[Start Given records]

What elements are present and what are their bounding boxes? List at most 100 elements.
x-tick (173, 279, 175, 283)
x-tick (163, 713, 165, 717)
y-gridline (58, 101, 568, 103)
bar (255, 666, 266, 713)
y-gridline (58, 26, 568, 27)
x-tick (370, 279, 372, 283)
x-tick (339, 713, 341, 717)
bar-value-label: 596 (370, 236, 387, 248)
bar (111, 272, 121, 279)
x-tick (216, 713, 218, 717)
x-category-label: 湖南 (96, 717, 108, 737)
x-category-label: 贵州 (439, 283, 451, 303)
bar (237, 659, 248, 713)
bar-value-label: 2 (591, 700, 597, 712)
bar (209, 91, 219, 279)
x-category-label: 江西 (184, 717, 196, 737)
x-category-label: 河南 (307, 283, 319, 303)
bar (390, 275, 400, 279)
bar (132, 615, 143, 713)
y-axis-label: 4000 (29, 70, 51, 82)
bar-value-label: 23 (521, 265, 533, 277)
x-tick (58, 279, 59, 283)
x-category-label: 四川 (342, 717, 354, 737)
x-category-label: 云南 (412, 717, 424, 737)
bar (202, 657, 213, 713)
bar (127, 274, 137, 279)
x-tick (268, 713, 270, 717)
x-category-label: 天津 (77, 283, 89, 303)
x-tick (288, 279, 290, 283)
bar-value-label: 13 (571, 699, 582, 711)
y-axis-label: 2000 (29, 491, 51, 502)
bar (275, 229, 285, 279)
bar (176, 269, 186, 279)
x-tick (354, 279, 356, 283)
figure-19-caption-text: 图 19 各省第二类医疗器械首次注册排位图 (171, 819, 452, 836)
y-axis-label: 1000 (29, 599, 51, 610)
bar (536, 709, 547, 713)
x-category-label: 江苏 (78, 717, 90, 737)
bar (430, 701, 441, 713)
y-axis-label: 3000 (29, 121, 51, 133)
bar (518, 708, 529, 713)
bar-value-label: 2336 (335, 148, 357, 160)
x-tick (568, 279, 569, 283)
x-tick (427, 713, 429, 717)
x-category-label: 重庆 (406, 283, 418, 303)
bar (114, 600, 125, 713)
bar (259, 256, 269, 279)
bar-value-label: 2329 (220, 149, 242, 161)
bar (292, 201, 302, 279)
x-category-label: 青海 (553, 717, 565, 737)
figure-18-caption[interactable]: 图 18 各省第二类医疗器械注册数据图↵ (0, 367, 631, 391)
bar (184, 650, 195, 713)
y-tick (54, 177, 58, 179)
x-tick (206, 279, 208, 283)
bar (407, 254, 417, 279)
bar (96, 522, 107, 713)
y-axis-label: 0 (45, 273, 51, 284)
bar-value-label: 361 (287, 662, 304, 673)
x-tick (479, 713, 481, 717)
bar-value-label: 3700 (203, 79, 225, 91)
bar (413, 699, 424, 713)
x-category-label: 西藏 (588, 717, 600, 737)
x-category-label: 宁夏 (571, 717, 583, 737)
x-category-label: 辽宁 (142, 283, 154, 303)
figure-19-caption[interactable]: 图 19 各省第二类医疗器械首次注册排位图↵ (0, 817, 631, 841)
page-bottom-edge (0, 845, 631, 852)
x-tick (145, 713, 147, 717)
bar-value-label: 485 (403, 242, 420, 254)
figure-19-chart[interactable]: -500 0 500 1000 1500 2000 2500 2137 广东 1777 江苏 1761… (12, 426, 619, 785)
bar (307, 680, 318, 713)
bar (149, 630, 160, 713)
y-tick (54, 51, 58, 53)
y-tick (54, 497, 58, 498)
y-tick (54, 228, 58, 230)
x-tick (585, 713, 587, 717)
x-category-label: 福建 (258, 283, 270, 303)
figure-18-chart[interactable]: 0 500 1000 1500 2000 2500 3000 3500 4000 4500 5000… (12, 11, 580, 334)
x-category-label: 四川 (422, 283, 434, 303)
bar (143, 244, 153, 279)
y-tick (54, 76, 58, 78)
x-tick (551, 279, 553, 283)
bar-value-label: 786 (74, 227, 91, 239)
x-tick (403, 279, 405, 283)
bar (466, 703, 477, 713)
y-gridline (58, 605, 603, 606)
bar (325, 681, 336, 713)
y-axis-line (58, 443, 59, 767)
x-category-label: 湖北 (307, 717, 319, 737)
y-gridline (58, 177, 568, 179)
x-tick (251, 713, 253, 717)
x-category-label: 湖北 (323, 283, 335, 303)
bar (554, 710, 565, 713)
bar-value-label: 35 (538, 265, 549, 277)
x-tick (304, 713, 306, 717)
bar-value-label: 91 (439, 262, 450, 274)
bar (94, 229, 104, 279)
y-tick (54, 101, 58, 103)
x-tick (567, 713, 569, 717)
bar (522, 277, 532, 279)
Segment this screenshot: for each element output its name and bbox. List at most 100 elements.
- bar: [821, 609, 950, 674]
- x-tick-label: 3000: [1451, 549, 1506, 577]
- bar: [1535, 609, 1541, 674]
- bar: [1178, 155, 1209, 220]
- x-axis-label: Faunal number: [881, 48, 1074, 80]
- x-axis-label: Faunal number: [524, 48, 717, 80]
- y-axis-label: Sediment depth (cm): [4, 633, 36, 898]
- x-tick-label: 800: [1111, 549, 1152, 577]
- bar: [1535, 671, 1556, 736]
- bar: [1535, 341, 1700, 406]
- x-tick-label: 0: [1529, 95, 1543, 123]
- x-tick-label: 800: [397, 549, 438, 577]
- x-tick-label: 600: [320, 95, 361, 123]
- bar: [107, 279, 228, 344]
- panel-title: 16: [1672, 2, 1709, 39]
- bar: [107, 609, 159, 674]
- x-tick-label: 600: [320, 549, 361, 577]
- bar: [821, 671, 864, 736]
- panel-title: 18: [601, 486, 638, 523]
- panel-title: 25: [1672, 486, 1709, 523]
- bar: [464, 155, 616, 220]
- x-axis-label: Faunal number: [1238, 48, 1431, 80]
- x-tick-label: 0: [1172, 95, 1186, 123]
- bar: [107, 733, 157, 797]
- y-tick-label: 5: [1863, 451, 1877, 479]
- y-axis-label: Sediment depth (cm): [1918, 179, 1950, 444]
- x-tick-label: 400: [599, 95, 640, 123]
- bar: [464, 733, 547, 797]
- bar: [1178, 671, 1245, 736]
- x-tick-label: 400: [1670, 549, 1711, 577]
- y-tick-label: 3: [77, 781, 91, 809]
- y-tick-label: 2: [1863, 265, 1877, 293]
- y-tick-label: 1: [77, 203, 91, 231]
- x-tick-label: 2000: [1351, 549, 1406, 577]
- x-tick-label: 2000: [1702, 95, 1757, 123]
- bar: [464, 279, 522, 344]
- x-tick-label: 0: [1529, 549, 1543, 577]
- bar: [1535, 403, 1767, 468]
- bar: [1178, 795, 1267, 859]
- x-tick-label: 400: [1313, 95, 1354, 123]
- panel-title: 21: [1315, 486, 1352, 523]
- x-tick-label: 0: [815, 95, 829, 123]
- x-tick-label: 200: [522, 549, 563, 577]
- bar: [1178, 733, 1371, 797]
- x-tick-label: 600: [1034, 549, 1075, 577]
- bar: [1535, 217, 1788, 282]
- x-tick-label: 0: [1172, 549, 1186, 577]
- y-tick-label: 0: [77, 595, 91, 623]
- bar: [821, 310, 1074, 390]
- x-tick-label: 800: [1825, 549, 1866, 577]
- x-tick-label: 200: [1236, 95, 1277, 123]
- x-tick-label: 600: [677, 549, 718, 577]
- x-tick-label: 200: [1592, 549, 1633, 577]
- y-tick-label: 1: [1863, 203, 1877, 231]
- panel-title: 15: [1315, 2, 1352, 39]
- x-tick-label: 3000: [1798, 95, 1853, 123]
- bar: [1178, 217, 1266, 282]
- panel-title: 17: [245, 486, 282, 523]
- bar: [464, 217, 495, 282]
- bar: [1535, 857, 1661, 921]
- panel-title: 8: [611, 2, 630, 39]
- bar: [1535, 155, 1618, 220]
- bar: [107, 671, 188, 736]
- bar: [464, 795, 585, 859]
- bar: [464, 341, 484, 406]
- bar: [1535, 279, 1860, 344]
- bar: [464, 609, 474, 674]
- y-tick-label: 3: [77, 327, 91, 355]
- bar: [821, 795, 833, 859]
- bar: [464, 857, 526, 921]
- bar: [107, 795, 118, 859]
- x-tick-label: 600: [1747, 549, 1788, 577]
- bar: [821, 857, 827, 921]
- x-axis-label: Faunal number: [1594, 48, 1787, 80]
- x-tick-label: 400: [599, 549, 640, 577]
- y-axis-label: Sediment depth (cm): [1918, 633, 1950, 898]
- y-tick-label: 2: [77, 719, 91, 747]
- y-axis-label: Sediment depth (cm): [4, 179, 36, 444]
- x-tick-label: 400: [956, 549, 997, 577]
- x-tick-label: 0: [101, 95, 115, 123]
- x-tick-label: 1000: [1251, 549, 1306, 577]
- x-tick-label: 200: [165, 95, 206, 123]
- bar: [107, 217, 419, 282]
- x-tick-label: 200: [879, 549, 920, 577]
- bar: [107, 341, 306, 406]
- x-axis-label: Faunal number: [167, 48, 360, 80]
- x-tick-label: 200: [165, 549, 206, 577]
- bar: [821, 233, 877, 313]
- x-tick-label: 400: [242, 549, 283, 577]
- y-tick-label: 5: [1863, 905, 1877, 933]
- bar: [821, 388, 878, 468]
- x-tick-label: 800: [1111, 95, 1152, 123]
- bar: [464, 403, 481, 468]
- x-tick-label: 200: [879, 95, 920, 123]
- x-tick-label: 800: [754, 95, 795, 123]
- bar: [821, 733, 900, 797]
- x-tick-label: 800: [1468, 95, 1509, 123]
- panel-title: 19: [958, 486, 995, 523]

[End Given records]

Rewrite the lines from the beginning of the data through the line with "bar (518, 708, 529, 713)", changing "x-category-label" to "category-label" each time it appears and leaving everything else as it is. Give only those lines.

What elements are present and what are their bounding boxes? List at most 100 elements.
x-tick (173, 279, 175, 283)
x-tick (163, 713, 165, 717)
y-gridline (58, 101, 568, 103)
bar (255, 666, 266, 713)
y-gridline (58, 26, 568, 27)
x-tick (370, 279, 372, 283)
x-tick (339, 713, 341, 717)
bar-value-label: 596 (370, 236, 387, 248)
bar (111, 272, 121, 279)
x-tick (216, 713, 218, 717)
category-label: 湖南 (96, 717, 108, 737)
category-label: 贵州 (439, 283, 451, 303)
bar (237, 659, 248, 713)
bar-value-label: 2 (591, 700, 597, 712)
bar (209, 91, 219, 279)
category-label: 江西 (184, 717, 196, 737)
category-label: 河南 (307, 283, 319, 303)
bar (390, 275, 400, 279)
bar (132, 615, 143, 713)
y-axis-label: 4000 (29, 70, 51, 82)
bar-value-label: 23 (521, 265, 533, 277)
x-tick (58, 279, 59, 283)
category-label: 四川 (342, 717, 354, 737)
category-label: 云南 (412, 717, 424, 737)
bar (202, 657, 213, 713)
bar (127, 274, 137, 279)
x-tick (268, 713, 270, 717)
category-label: 天津 (77, 283, 89, 303)
x-tick (288, 279, 290, 283)
bar-value-label: 13 (571, 699, 582, 711)
y-axis-label: 2000 (29, 491, 51, 502)
bar (275, 229, 285, 279)
bar (176, 269, 186, 279)
x-tick (354, 279, 356, 283)
figure-19-caption-text: 图 19 各省第二类医疗器械首次注册排位图 (171, 819, 452, 836)
y-axis-label: 1000 (29, 599, 51, 610)
bar (536, 709, 547, 713)
category-label: 江苏 (78, 717, 90, 737)
bar (430, 701, 441, 713)
y-axis-label: 3000 (29, 121, 51, 133)
bar (518, 708, 529, 713)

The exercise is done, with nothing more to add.